Available records:
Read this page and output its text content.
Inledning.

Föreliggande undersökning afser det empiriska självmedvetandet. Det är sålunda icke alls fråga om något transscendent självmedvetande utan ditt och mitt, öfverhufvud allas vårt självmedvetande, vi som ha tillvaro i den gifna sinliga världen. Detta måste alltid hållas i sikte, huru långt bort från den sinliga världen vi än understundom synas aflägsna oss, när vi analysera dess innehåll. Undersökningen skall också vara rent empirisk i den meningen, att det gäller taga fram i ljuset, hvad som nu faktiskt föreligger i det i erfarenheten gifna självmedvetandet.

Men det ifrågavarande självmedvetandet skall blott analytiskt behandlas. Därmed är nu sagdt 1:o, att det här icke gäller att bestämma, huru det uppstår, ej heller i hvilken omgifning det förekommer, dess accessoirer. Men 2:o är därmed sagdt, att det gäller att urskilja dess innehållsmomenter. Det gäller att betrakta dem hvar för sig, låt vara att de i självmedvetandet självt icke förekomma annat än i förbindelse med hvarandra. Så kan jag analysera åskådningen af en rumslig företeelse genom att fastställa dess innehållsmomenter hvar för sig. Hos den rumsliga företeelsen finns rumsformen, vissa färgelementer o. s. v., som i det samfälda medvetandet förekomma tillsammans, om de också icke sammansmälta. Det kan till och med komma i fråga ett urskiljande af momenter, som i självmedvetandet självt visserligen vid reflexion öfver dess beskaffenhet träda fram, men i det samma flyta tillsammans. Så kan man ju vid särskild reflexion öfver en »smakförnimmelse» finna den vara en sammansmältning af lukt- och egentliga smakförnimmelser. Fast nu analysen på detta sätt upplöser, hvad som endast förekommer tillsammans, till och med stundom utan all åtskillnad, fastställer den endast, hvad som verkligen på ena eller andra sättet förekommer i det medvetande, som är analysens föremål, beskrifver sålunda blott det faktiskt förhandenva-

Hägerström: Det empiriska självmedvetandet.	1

Exercise brief: Type out the material again, matching every line.

Written answer:
Read this page and output its text content.
Inledning.

Föreliggande undersökning afser det empiriska självmedvetandet. Det är sålunda icke alls fråga om något transscendent självmedvetande utan ditt och mitt, öfverhufvud allas vårt självmedvetande, vi som ha tillvaro i den gifna sinliga världen. Detta måste alltid hållas i sikte, huru långt bort från den sinliga världen vi än understundom synas aflägsna oss, när vi analysera dess innehåll. Undersökningen skall också vara rent empirisk i den meningen, att det gäller taga fram i ljuset, hvad som nu faktiskt föreligger i det i erfarenheten gifna självmedvetandet.

Men det ifrågavarande självmedvetandet skall blott analytiskt behandlas. Därmed är nu sagdt 1:o, att det här icke gäller att bestämma, huru det uppstår, ej heller i hvilken omgifning det förekommer, dess accessoirer. Men 2:o är därmed sagdt, att det gäller att urskilja dess innehållsmomenter. Det gäller att betrakta dem hvar för sig, låt vara att de i självmedvetandet självt icke förekomma annat än i förbindelse med hvarandra. Så kan jag analysera åskådningen af en rumslig företeelse genom att fastställa dess innehållsmomenter hvar för sig. Hos den rumsliga företeelsen finns rumsformen, vissa färgelementer o. s. v., som i det samfälda medvetandet förekomma tillsammans, om de också icke sammansmälta. Det kan till och med komma i fråga ett urskiljande af momenter, som i självmedvetandet självt visserligen vid reflexion öfver dess beskaffenhet träda fram, men i det samma flyta tillsammans. Så kan man ju vid särskild reflexion öfver en »smakförnimmelse» finna den vara en sammansmältning af lukt- och egentliga smakförnimmelser. Fast nu analysen på detta sätt upplöser, hvad som endast förekommer tillsammans, till och med stundom utan all åtskillnad, fastställer den endast, hvad som verkligen på ena eller andra sättet förekommer i det medvetande, som är analysens föremål, beskrifver sålunda blott det faktiskt förhandenva-

Hägerström: Det empiriska självmedvetandet.	1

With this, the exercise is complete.